● 给定文本:
......

Python机器学习与深度学习速查宝典：从基础到进阶的代码指南

作者：carzy2025.09.19 17:05浏览量：0

简介：本文为Python开发者提供机器学习与深度学习的核心代码速查表，涵盖Scikit-learn、TensorFlow/Keras、PyTorch三大框架，包含数据预处理、模型构建、训练调优等全流程示例，助力快速实现AI项目落地。

一、机器学习基础代码速查

1.1 数据预处理核心模块

Scikit-learn数据标准化

from sklearn.preprocessing import StandardScaler
scaler = StandardScaler()
X_train_scaled = scaler.fit_transform(X_train)  # 训练集拟合+转换
X_test_scaled = scaler.transform(X_test)        # 测试集直接转换

标准化是消除特征量纲影响的关键步骤，尤其适用于基于距离的算法（如SVM、KNN）。需注意测试集必须使用训练集的scaler参数，避免数据泄露。

类别特征编码

from sklearn.preprocessing import OneHotEncoder, LabelEncoder
# 独热编码（适用于非序数类别）
encoder = OneHotEncoder(sparse_output=False)
X_cat_encoded = encoder.fit_transform(X_cat.reshape(-1,1))
# 标签编码（适用于序数类别）
label_encoder = LabelEncoder()
y_encoded = label_encoder.fit_transform(y)

独热编码会显著增加稀疏矩阵维度，对于高基数类别特征可考虑目标编码（Target Encoding）等进阶方法。

1.2 经典模型实现

线性回归与正则化

from sklearn.linear_model import LinearRegression, Ridge, Lasso
# 普通线性回归
lr = LinearRegression().fit(X_train, y_train)
# L2正则化（岭回归）
ridge = Ridge(alpha=1.0).fit(X_train, y_train)
# L1正则化（Lasso回归）
lasso = Lasso(alpha=0.1).fit(X_train, y_train)

正则化参数alpha控制模型复杂度，可通过交叉验证选择最优值。Lasso在特征选择场景下具有天然优势。

树模型集成方法

from sklearn.ensemble import RandomForestClassifier, GradientBoostingClassifier
# 随机森林
rf = RandomForestClassifier(n_estimators=100, max_depth=5)
rf.fit(X_train, y_train)
# 梯度提升树
gbm = GradientBoostingClassifier(n_estimators=200, learning_rate=0.1)
gbm.fit(X_train, y_train)

树模型对异常值不敏感，但需注意max_depth、min_samples_split等参数调优。对于大规模数据，XGBoost/LightGBM可提升训练效率。

二、深度学习框架核心代码

2.1 TensorFlow/Keras速查

全连接网络构建

import tensorflow as tf
from tensorflow.keras import layers, models
model = models.Sequential([
    layers.Dense(64, activation='relu', input_shape=(784,)),
    layers.Dropout(0.2),
    layers.Dense(10, activation='softmax')
])
model.compile(optimizer='adam',
              loss='sparse_categorical_crossentropy',
              metrics=['accuracy'])
model.fit(X_train, y_train, epochs=10, batch_size=32)

......

● 你的任务:
将上面这篇Python机器学习速查文章中的一段原样照抄：从含有“from sklearn.ensemble import”的那句开始，抄到“rf.fit(X_train, y_train)”为止。 下方的条目无需查看。

● 数据条目:
......

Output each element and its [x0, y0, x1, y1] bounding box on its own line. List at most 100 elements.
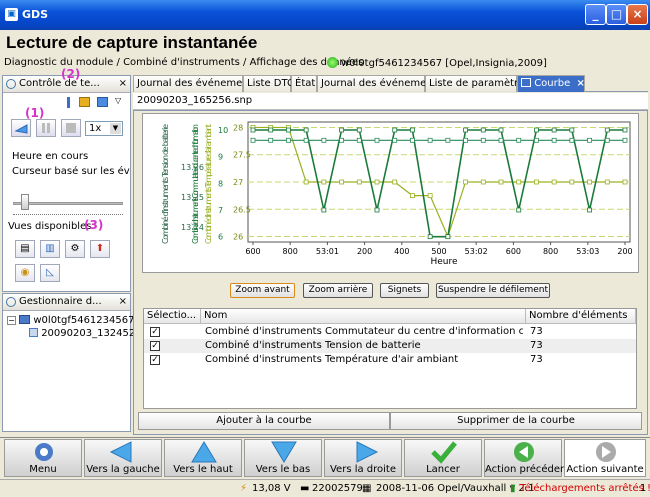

......

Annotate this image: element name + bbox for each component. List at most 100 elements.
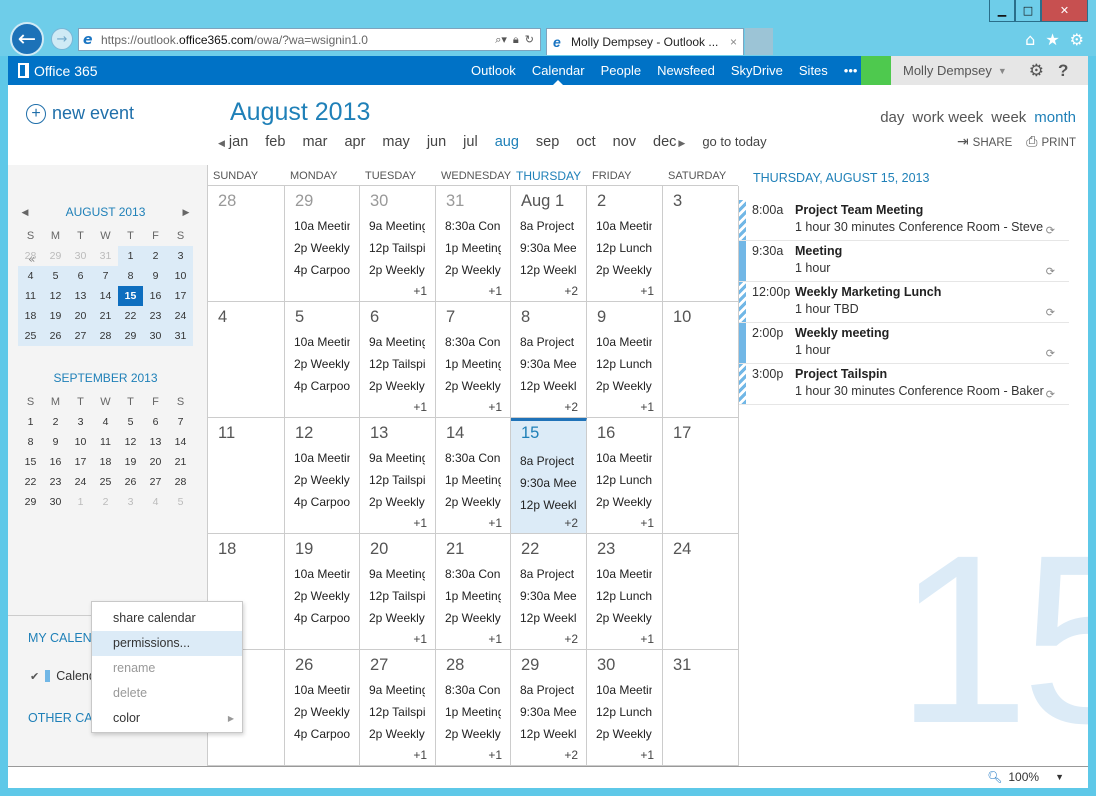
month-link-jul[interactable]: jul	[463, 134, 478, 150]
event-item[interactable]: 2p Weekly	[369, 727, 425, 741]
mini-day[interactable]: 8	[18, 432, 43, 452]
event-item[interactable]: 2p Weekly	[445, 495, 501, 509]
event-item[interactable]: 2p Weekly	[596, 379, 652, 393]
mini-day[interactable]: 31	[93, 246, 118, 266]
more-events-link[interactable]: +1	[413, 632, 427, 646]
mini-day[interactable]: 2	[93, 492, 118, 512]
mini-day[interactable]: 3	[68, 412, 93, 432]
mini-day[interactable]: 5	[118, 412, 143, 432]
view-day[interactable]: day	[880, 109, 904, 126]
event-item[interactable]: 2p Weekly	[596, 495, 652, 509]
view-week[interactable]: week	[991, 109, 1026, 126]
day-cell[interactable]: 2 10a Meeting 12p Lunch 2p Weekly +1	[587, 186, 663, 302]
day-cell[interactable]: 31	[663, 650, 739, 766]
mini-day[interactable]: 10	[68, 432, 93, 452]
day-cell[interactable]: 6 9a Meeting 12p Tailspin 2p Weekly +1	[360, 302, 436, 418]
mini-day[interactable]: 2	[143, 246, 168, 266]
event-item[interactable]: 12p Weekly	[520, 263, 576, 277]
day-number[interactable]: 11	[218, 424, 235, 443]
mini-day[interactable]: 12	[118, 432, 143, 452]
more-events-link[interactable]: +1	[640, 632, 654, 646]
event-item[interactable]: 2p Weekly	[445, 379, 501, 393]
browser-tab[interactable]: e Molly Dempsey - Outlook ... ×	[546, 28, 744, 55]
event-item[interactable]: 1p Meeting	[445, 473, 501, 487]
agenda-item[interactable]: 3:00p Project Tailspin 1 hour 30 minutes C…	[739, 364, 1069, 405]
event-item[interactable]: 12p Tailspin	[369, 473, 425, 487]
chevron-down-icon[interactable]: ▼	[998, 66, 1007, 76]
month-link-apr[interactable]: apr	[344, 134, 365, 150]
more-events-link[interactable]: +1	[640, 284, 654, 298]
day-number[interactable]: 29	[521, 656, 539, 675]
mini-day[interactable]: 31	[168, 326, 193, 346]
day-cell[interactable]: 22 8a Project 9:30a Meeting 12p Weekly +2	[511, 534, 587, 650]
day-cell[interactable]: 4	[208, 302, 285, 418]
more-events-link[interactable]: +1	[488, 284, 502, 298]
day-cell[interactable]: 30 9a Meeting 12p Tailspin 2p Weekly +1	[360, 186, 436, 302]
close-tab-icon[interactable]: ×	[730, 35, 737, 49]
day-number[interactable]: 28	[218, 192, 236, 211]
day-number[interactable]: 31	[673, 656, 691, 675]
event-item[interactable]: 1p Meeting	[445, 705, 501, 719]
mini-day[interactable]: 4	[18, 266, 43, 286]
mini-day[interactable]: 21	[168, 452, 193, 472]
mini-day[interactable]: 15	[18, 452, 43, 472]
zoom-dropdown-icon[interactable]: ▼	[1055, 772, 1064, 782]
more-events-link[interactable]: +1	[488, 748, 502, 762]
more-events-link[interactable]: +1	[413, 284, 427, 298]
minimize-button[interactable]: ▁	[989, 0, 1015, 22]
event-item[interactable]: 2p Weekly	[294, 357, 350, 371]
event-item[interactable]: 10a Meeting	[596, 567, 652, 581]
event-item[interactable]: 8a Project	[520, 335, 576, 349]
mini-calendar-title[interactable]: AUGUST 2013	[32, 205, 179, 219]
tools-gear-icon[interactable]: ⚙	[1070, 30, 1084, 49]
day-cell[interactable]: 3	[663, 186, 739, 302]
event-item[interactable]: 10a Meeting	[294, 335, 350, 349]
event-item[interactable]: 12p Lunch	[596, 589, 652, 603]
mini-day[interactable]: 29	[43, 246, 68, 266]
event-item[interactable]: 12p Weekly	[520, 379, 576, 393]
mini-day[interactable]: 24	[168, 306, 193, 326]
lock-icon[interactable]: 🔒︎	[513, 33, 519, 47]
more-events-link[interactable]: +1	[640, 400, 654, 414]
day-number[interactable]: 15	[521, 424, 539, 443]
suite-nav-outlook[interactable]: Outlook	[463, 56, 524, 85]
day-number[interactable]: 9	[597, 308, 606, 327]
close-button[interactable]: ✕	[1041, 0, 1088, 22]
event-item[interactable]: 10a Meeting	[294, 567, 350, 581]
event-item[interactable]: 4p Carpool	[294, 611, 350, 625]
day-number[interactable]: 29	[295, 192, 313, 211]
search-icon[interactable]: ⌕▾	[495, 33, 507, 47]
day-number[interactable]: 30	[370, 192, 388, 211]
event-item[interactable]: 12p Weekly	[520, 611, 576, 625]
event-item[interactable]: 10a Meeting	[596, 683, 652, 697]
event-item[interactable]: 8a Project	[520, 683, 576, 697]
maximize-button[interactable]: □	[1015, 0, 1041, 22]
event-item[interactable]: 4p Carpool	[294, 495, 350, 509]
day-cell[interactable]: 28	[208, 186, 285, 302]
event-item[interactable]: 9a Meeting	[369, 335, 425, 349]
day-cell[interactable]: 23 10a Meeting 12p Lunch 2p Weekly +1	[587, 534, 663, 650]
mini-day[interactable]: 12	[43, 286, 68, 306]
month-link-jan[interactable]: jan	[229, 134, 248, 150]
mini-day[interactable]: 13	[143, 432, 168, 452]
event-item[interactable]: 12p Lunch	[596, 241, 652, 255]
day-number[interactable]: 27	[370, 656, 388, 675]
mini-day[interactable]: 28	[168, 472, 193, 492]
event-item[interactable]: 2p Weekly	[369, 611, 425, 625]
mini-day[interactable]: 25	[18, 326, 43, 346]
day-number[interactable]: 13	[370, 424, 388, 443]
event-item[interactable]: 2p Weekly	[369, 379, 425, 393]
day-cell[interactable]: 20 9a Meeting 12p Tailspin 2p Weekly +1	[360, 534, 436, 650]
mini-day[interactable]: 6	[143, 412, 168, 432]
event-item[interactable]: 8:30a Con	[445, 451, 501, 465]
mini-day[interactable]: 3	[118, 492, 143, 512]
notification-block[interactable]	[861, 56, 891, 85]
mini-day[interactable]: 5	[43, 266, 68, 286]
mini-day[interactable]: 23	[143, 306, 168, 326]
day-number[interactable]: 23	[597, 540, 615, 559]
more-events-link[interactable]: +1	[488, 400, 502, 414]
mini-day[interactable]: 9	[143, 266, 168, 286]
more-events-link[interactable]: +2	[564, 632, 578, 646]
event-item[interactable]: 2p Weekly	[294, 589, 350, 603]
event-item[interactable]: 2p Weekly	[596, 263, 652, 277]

......

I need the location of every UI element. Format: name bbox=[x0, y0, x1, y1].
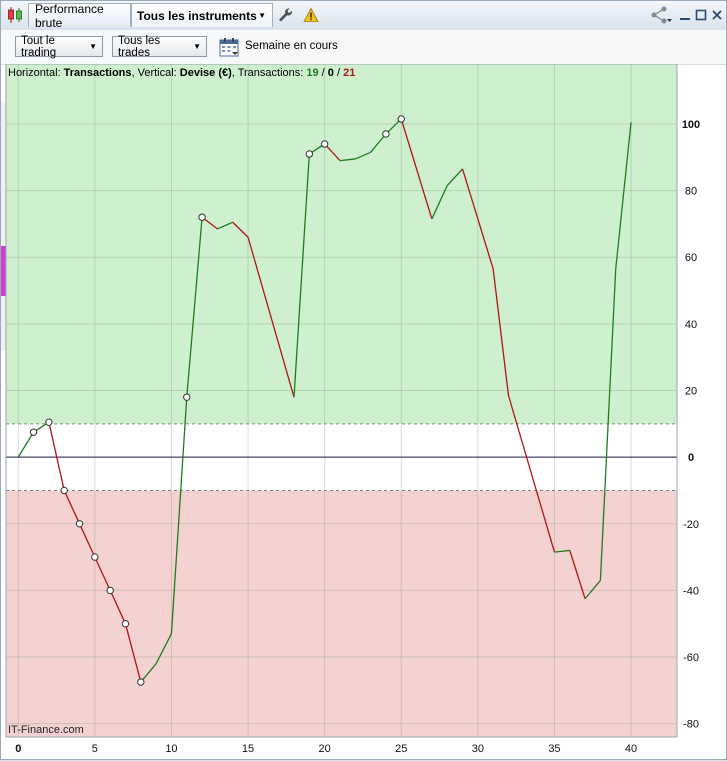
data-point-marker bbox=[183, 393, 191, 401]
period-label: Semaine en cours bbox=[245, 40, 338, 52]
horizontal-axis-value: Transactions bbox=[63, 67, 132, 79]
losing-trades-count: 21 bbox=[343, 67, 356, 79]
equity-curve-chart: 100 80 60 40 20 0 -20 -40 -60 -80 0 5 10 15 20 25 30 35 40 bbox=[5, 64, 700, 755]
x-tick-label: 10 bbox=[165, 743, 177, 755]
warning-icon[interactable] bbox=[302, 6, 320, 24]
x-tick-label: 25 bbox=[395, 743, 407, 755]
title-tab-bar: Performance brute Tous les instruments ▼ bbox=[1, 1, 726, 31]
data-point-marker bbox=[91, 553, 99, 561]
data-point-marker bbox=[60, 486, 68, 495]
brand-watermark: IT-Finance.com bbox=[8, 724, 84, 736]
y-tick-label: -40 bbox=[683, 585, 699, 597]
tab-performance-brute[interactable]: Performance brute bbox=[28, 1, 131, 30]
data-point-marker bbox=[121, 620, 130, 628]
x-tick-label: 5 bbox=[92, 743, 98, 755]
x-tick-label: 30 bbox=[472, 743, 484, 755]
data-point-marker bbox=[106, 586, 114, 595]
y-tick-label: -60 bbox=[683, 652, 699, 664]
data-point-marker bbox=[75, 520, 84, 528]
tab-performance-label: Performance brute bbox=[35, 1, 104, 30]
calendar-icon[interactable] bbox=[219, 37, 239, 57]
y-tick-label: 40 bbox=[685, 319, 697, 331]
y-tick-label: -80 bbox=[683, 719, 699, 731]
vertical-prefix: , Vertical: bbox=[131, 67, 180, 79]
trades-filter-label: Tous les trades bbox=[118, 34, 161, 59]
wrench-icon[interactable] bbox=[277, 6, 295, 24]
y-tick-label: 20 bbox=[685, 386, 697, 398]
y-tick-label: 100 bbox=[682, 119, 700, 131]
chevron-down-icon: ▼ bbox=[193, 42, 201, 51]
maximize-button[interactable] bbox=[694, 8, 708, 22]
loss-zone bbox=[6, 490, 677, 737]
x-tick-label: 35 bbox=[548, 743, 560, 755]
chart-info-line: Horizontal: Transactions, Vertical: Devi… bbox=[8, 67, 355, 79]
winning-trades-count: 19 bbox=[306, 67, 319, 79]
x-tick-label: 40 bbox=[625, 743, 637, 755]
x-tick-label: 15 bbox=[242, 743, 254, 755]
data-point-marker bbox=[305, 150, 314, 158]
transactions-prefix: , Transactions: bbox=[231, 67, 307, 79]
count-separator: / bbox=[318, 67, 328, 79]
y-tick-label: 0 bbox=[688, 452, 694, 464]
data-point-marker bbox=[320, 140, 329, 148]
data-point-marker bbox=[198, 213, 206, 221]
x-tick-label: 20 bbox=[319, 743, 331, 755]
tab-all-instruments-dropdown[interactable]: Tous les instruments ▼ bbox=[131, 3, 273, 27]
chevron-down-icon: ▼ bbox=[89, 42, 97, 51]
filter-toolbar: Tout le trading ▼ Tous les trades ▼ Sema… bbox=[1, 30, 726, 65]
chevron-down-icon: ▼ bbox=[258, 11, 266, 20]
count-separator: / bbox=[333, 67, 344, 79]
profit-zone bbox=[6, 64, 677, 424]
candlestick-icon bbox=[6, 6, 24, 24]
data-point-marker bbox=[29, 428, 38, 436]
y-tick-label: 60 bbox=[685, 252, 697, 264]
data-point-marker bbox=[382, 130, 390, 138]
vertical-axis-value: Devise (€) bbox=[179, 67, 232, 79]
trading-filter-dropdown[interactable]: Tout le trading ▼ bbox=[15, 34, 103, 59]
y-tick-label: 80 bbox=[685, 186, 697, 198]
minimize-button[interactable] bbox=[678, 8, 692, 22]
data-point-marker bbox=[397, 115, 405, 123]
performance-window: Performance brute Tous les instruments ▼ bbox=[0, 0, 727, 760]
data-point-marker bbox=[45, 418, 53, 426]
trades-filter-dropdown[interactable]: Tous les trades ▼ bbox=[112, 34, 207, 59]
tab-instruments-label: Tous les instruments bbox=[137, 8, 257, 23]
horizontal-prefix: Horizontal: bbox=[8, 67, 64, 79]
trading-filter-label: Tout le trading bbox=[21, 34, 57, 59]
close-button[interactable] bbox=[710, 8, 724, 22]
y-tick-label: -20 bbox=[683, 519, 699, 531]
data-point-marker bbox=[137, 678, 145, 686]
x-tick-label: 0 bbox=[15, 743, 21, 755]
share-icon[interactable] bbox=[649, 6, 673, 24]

......

● 练习作答:
from sklearn.ensemble import RandomForestClassifier, GradientBoostingClassifier
# 随机森林
rf = RandomForestClassifier(n_estimators=100, max_depth=5)
rf.fit(X_train, y_train)